## WRITTEN PROBLEM
Pick out each line with the word "触媒変換器" from the material that follows.

--------------------------------

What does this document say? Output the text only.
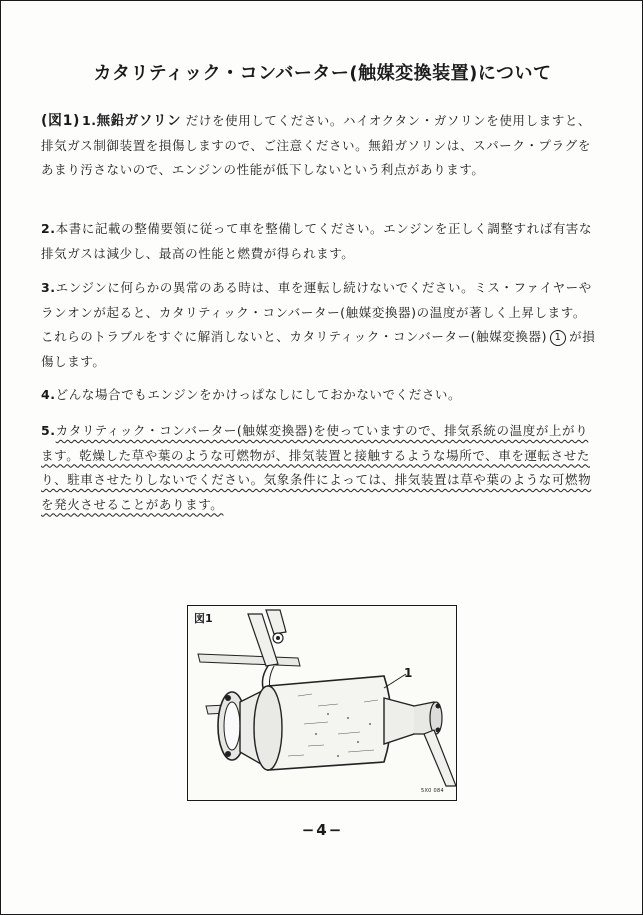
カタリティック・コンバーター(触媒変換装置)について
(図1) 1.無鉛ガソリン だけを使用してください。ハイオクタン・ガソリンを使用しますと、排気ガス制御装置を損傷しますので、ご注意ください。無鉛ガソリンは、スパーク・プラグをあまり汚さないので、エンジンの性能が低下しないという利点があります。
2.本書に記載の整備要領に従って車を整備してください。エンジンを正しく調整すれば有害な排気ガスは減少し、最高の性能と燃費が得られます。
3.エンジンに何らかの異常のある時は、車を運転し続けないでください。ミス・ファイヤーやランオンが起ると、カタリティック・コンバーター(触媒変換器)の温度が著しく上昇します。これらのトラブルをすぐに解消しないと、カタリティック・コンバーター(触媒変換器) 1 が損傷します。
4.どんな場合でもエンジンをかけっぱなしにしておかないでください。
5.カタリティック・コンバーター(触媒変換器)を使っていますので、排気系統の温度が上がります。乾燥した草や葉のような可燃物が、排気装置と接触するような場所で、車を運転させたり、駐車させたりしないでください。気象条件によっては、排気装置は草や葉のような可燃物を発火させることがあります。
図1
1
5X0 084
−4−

--------------------------------

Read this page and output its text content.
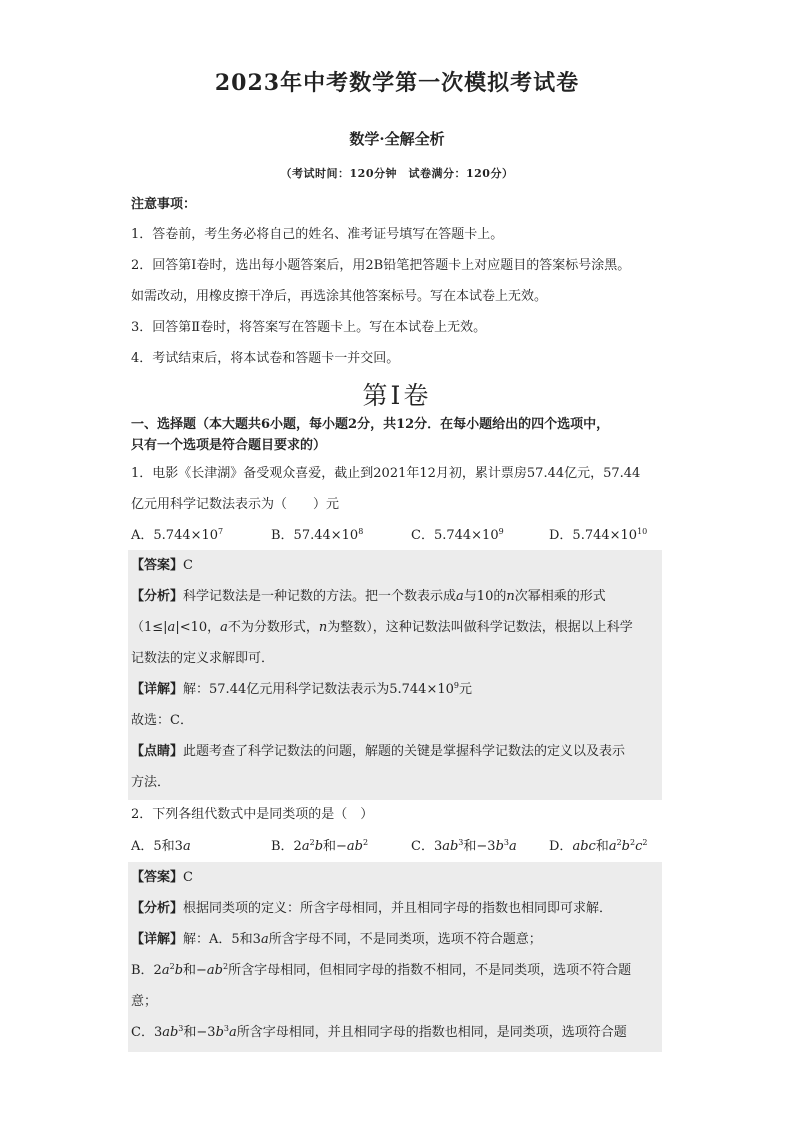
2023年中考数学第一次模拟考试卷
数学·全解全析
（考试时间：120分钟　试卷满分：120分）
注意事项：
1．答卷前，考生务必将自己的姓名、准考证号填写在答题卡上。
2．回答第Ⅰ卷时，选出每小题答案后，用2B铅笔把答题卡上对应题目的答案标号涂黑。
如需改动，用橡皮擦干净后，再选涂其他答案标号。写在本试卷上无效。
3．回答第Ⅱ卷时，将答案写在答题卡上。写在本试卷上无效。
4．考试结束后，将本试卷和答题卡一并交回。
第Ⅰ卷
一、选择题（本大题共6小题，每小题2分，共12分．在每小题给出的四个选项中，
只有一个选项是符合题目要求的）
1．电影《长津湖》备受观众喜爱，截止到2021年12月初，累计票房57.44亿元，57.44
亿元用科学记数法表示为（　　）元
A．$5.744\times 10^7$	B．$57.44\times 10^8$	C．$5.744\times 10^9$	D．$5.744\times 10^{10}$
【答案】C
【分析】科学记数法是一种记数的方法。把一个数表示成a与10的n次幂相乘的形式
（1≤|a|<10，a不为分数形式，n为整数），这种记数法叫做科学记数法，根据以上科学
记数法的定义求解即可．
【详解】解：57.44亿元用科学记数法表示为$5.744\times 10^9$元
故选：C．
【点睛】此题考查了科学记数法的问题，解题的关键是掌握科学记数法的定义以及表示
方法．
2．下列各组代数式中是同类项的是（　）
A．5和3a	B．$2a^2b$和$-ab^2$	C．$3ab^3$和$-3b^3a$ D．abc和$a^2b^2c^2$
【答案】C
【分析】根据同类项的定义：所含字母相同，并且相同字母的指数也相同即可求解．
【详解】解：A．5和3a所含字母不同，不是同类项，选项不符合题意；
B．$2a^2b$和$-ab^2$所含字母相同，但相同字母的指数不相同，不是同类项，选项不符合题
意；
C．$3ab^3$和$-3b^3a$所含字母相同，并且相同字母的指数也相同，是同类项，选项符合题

--------------------------------

## ANSWER FOR THIS EXERCISE
3.エンジンに何らかの異常のある時は、車を運転し続けないでください。ミス・ファイヤーやランオンが起ると、カタリティック・コンバーター(触媒変換器)の温度が著しく上昇します。これらのトラブルをすぐに解消しないと、カタリティック・コンバーター(触媒変換器) 1 が損傷します。
5.カタリティック・コンバーター(触媒変換器)を使っていますので、排気系統の温度が上がります。乾燥した草や葉のような可燃物が、排気装置と接触するような場所で、車を運転させたり、駐車させたりしないでください。気象条件によっては、排気装置は草や葉のような可燃物を発火させることがあります。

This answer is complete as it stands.